GIVEN INSTRUCTION: Scan the lines below; pull out those with "type".

-------- DATASET ENTRIES

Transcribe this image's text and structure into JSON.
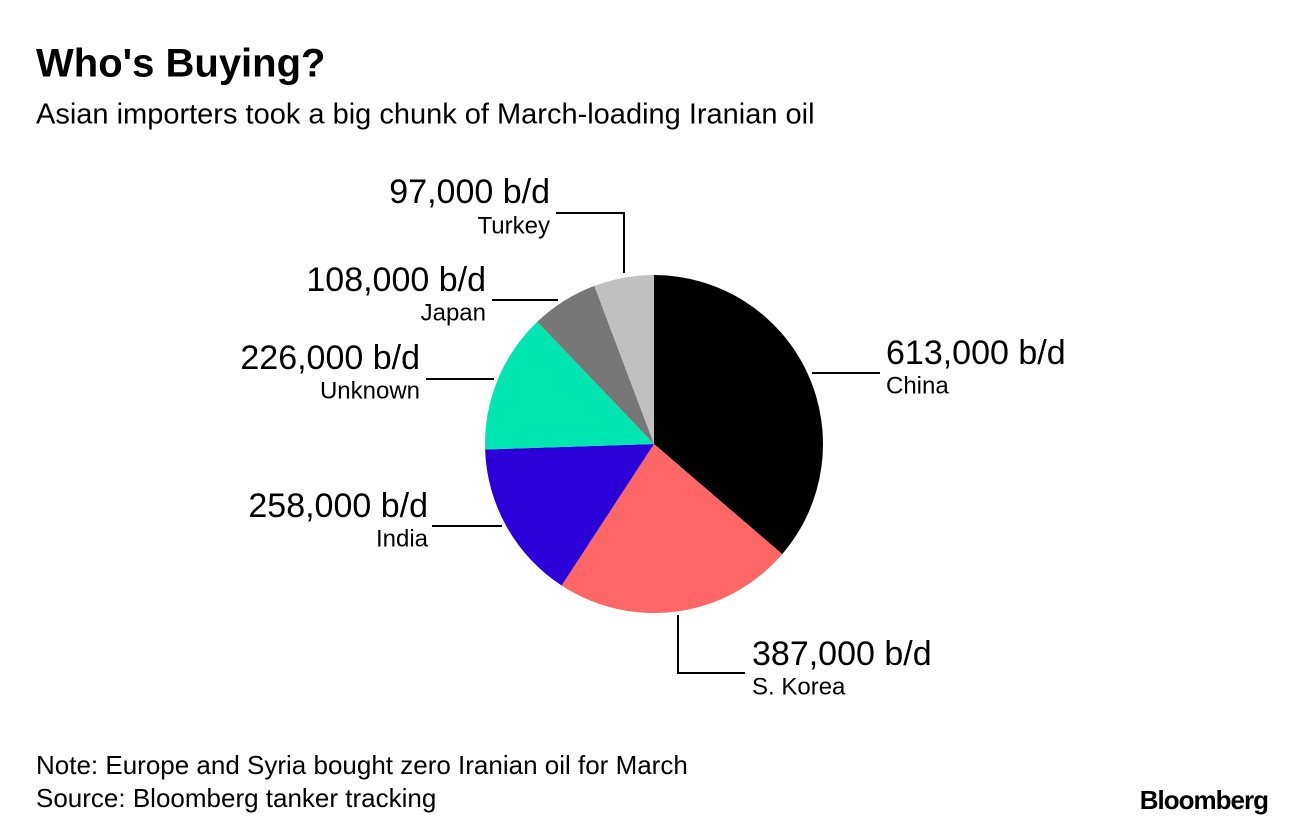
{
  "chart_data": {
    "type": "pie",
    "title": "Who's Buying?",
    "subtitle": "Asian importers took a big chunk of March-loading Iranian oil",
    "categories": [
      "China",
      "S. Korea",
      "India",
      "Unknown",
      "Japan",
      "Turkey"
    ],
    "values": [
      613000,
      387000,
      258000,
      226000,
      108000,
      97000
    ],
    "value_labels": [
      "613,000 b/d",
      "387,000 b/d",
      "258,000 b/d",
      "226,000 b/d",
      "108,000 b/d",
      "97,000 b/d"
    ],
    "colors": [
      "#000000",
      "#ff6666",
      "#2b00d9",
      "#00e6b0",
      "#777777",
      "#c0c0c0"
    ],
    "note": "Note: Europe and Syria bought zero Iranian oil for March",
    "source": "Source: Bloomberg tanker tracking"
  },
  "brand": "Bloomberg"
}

----------------
-------- DATASET ENTRIES

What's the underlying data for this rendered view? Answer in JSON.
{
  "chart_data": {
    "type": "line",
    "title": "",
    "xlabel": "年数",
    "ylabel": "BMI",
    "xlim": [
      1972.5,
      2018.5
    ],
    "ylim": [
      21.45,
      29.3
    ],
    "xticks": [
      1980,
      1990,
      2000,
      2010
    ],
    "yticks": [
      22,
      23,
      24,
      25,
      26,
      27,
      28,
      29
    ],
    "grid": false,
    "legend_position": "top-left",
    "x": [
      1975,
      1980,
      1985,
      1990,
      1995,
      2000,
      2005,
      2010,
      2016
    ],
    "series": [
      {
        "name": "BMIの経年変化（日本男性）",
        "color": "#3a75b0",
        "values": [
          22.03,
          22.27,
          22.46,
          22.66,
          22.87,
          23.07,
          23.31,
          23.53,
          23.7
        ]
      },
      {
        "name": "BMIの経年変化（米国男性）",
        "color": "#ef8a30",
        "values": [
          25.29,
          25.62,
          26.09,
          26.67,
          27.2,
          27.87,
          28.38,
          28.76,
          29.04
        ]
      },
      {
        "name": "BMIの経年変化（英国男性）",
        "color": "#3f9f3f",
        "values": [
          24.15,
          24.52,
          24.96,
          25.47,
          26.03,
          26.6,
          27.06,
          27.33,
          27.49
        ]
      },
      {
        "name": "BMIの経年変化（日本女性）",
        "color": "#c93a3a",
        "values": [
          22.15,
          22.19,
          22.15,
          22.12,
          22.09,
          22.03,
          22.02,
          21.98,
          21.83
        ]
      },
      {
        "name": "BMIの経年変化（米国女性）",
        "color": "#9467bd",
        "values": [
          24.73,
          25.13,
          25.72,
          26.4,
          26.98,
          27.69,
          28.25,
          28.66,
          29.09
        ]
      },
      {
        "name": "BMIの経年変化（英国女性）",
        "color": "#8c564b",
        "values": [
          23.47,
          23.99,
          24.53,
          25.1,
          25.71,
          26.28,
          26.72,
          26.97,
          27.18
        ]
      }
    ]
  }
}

----------------
-------- DATASET ENTRIES

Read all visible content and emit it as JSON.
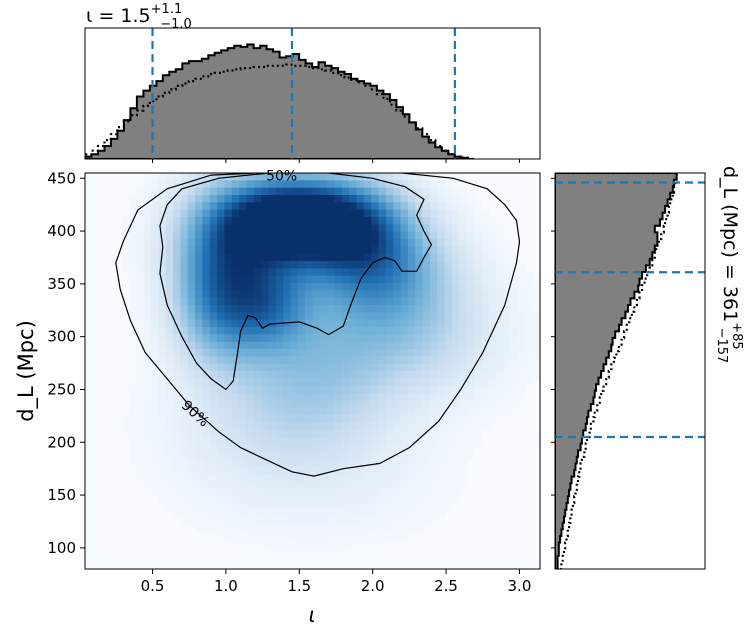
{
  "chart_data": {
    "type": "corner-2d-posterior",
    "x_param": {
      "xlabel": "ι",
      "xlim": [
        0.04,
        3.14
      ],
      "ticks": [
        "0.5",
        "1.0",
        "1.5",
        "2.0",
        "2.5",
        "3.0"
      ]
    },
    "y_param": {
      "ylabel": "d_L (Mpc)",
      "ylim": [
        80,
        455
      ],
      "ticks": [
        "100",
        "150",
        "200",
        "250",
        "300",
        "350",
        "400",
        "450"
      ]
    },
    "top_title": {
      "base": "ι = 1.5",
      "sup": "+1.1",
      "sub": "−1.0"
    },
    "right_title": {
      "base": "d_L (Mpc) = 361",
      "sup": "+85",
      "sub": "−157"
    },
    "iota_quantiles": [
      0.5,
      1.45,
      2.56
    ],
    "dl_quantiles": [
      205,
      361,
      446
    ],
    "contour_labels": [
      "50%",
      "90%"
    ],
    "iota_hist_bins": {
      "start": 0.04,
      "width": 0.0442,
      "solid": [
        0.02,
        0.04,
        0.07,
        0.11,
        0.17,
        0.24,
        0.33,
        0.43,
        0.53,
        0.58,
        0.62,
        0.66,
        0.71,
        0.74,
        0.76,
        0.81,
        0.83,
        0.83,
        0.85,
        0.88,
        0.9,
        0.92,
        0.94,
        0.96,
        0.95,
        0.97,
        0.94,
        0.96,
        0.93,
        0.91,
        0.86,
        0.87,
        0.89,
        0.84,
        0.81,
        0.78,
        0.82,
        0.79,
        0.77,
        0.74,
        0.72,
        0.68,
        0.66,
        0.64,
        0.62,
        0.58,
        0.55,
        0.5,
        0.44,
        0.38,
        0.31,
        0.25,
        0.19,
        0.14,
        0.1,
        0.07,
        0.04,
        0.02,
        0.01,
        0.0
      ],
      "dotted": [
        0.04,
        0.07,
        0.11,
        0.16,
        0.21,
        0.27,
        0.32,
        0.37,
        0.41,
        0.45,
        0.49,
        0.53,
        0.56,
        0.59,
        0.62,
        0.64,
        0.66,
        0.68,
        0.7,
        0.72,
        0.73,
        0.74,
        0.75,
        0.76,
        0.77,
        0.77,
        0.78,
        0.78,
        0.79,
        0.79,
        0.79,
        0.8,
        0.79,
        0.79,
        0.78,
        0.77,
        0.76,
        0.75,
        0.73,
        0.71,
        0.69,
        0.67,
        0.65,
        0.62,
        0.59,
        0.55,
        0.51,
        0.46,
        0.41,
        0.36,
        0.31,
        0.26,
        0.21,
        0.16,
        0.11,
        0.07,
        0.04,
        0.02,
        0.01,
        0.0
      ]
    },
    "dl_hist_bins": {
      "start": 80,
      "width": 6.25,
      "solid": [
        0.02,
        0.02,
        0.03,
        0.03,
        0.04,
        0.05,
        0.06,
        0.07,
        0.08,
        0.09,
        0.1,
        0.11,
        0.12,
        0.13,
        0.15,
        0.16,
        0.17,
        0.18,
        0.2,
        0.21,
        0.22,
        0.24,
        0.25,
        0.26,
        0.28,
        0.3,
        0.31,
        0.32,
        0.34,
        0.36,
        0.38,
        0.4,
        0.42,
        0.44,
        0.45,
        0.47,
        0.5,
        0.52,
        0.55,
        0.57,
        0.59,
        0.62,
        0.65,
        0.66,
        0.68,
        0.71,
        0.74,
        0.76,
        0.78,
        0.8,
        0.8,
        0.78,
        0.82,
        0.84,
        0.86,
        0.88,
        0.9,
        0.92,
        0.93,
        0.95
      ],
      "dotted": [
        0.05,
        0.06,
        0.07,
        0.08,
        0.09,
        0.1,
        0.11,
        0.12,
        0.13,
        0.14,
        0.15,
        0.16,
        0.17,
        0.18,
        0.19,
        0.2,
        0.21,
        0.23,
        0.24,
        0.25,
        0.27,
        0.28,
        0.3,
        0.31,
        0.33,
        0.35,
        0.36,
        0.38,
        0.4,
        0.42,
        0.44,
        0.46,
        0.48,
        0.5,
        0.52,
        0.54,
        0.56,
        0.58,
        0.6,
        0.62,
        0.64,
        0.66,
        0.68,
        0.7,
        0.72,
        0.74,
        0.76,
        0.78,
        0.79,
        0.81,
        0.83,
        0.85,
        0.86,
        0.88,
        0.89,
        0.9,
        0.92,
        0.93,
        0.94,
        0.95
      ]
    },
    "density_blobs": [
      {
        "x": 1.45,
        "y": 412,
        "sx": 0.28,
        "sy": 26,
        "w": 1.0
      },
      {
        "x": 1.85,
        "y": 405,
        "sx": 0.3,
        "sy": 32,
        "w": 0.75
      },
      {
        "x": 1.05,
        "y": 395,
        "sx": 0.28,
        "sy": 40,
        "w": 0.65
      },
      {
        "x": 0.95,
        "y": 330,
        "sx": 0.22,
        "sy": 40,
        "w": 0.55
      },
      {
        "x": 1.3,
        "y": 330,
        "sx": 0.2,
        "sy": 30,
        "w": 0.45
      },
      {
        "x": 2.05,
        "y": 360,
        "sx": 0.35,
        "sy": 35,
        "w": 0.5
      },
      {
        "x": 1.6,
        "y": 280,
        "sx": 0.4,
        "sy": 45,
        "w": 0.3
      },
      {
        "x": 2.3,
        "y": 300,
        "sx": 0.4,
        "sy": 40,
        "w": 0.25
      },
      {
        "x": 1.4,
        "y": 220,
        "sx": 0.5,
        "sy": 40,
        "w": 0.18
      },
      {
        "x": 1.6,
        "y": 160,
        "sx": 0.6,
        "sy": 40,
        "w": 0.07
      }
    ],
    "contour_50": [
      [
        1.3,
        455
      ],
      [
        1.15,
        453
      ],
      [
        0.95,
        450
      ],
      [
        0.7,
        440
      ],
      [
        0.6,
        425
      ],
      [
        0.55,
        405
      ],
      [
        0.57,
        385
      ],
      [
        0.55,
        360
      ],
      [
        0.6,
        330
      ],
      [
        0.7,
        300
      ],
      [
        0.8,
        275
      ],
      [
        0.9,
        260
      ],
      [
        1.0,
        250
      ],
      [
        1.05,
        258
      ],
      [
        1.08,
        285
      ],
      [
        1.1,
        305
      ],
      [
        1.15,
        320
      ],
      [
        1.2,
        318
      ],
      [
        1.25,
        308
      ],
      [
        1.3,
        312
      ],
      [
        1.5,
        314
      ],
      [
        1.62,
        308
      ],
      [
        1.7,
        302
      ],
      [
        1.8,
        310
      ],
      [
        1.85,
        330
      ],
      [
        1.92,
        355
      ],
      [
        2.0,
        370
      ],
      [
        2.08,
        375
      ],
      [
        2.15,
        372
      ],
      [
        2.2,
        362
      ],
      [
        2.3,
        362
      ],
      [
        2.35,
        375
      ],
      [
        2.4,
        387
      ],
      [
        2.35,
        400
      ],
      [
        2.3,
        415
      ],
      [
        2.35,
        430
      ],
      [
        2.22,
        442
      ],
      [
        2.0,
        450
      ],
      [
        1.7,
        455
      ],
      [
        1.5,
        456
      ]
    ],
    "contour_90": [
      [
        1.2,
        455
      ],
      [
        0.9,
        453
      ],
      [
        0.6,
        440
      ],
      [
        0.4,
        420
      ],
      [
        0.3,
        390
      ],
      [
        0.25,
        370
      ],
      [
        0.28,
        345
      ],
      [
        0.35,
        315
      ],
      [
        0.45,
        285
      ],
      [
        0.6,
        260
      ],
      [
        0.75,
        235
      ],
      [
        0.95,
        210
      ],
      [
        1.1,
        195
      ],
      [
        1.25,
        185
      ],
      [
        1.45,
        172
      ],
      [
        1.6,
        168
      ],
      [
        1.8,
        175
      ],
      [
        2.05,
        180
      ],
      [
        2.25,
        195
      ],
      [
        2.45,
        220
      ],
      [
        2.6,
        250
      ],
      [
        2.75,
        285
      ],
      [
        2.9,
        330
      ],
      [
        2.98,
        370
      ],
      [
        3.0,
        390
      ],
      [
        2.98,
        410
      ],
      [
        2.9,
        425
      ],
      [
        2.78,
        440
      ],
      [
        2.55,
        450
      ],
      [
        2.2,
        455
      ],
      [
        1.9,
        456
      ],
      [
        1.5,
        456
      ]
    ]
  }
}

----------------

FINAL ANSWER:
    "type": "pie",
    "type": "line",
    "type": "corner-2d-posterior",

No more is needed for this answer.